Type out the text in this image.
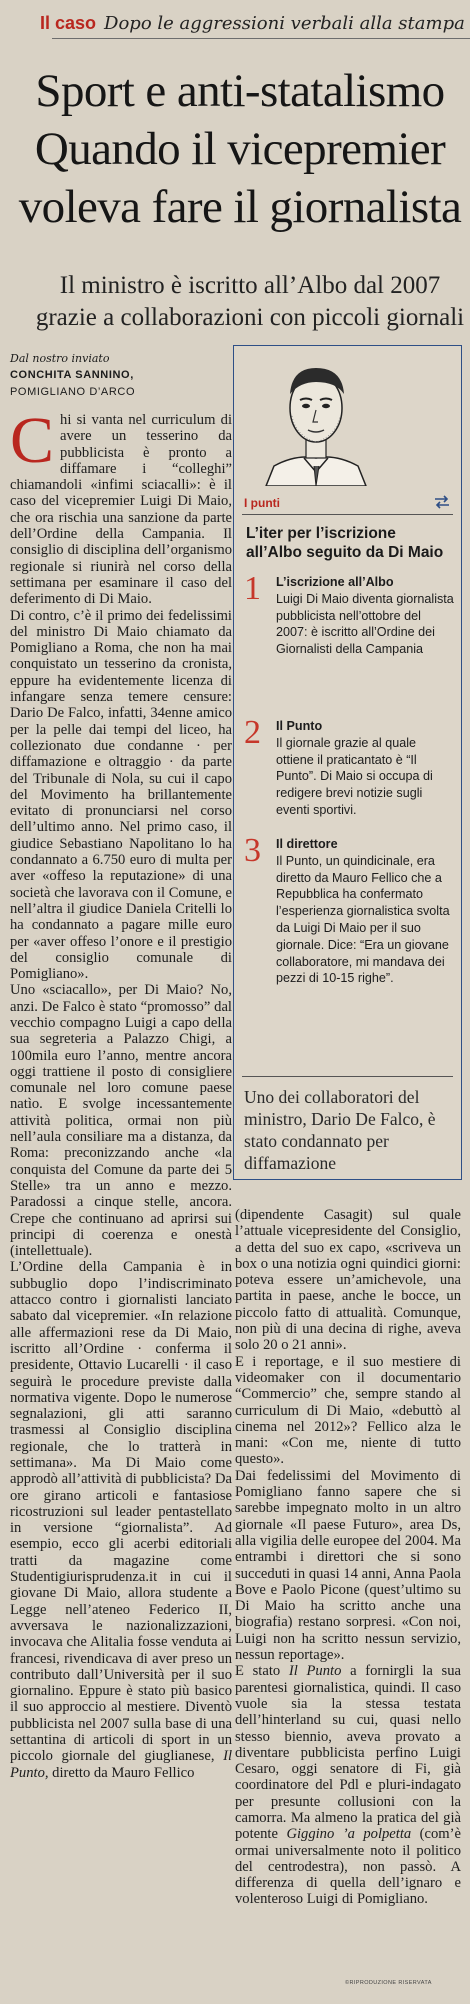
Il caso Dopo le aggressioni verbali alla stampa
Sport e anti-statalismo
Quando il vicepremier
voleva fare il giornalista
Il ministro è iscritto all’Albo dal 2007
grazie a collaborazioni con piccoli giornali
Dal nostro inviato
CONCHITA SANNINO,
POMIGLIANO D’ARCO

Chi si vanta nel curriculum di avere un tesserino da pubblicista è pronto a diffamare i “colleghi” chiamandoli «infimi sciacalli»: è il caso del vicepremier Luigi Di Maio, che ora rischia una sanzione da parte dell’Ordine della Campania. Il consiglio di disciplina dell’organismo regionale si riunirà nel corso della settimana per esaminare il caso del deferimento di Di Maio.

Di contro, c’è il primo dei fedelissimi del ministro Di Maio chiamato da Pomigliano a Roma, che non ha mai conquistato un tesserino da cronista, eppure ha evidentemente licenza di infangare senza temere censure: Dario De Falco, infatti, 34enne amico per la pelle dai tempi del liceo, ha collezionato due condanne · per diffamazione e oltraggio · da parte del Tribunale di Nola, su cui il capo del Movimento ha brillantemente evitato di pronunciarsi nel corso dell’ultimo anno. Nel primo caso, il giudice Sebastiano Napolitano lo ha condannato a 6.750 euro di multa per aver «offeso la reputazione» di una società che lavorava con il Comune, e nell’altra il giudice Daniela Critelli lo ha condannato a pagare mille euro per «aver offeso l’onore e il prestigio del consiglio comunale di Pomigliano».

Uno «sciacallo», per Di Maio? No, anzi. De Falco è stato “promosso” dal vecchio compagno Luigi a capo della sua segreteria a Palazzo Chigi, a 100mila euro l’anno, mentre ancora oggi trattiene il posto di consigliere comunale nel loro comune paese natìo. E svolge incessantemente attività politica, ormai non più nell’aula consiliare ma a distanza, da Roma: preconizzando anche «la conquista del Comune da parte dei 5 Stelle» tra un anno e mezzo. Paradossi a cinque stelle, ancora. Crepe che continuano ad aprirsi sui principi di coerenza e onestà (intellettuale).

L’Ordine della Campania è in subbuglio dopo l’indiscriminato attacco contro i giornalisti lanciato sabato dal vicepremier. «In relazione alle affermazioni rese da Di Maio, iscritto all’Ordine · conferma il presidente, Ottavio Lucarelli · il caso seguirà le procedure previste dalla normativa vigente. Dopo le numerose segnalazioni, gli atti saranno trasmessi al Consiglio disciplina regionale, che lo tratterà in settimana». Ma Di Maio come approdò all’attività di pubblicista? Da ore girano articoli e fantasiose ricostruzioni sul leader pentastellato in versione “giornalista”. Ad esempio, ecco gli acerbi editoriali tratti da magazine come Studentigiurisprudenza.it in cui il giovane Di Maio, allora studente a Legge nell’ateneo Federico II, avversava le nazionalizzazioni, invocava che Alitalia fosse venduta ai francesi, rivendicava di aver preso un contributo dall’Università per il suo giornalino. Eppure è stato più basico il suo approccio al mestiere. Diventò pubblicista nel 2007 sulla base di una settantina di articoli di sport in un piccolo giornale del giuglianese, Il Punto, diretto da Mauro Fellico

I punti
L’iter per l’iscrizione all’Albo seguito da Di Maio
1 L’iscrizione all’Albo
Luigi Di Maio diventa giornalista pubblicista nell’ottobre del 2007: è iscritto all’Ordine dei Giornalisti della Campania
2 Il Punto
Il giornale grazie al quale ottiene il praticantato è “Il Punto”. Di Maio si occupa di redigere brevi notizie sugli eventi sportivi.
3 Il direttore
Il Punto, un quindicinale, era diretto da Mauro Fellico che a Repubblica ha confermato l’esperienza giornalistica svolta da Luigi Di Maio per il suo giornale. Dice: “Era un giovane collaboratore, mi mandava dei pezzi di 10-15 righe”.
Uno dei collaboratori del ministro, Dario De Falco, è stato condannato per diffamazione

(dipendente Casagit) sul quale l’attuale vicepresidente del Consiglio, a detta del suo ex capo, «scriveva un box o una notizia ogni quindici giorni: poteva essere un’amichevole, una partita in paese, anche le bocce, un piccolo fatto di attualità. Comunque, non più di una decina di righe, aveva solo 20 o 21 anni».

E i reportage, e il suo mestiere di videomaker con il documentario “Commercio” che, sempre stando al curriculum di Di Maio, «debuttò al cinema nel 2012»? Fellico alza le mani: «Con me, niente di tutto questo».

Dai fedelissimi del Movimento di Pomigliano fanno sapere che si sarebbe impegnato molto in un altro giornale «Il paese Futuro», area Ds, alla vigilia delle europee del 2004. Ma entrambi i direttori che si sono succeduti in quasi 14 anni, Anna Paola Bove e Paolo Picone (quest’ultimo su Di Maio ha scritto anche una biografia) restano sorpresi. «Con noi, Luigi non ha scritto nessun servizio, nessun reportage».

E stato Il Punto a fornirgli la sua parentesi giornalistica, quindi. Il caso vuole sia la stessa testata dell’hinterland su cui, quasi nello stesso biennio, aveva provato a diventare pubblicista perfino Luigi Cesaro, oggi senatore di Fi, già coordinatore del Pdl e pluri-indagato per presunte collusioni con la camorra. Ma almeno la pratica del già potente Giggino ’a polpetta (com’è ormai universalmente noto il politico del centrodestra), non passò. A differenza di quella dell’ignaro e volenteroso Luigi di Pomigliano.

©RIPRODUZIONE RISERVATA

########

Whenever "quale" turns up in a line, pick that line out.

Il giornale grazie al quale ottiene il praticantato è “Il Punto”. Di Maio si occupa di redigere brevi notizie sugli eventi sportivi.
(dipendente Casagit) sul quale l’attuale vicepresidente del Consiglio, a detta del suo ex capo, «scriveva un box o una notizia ogni quindici giorni: poteva essere un’amichevole, una partita in paese, anche le bocce, un piccolo fatto di attualità. Comunque, non più di una decina di righe, aveva solo 20 o 21 anni».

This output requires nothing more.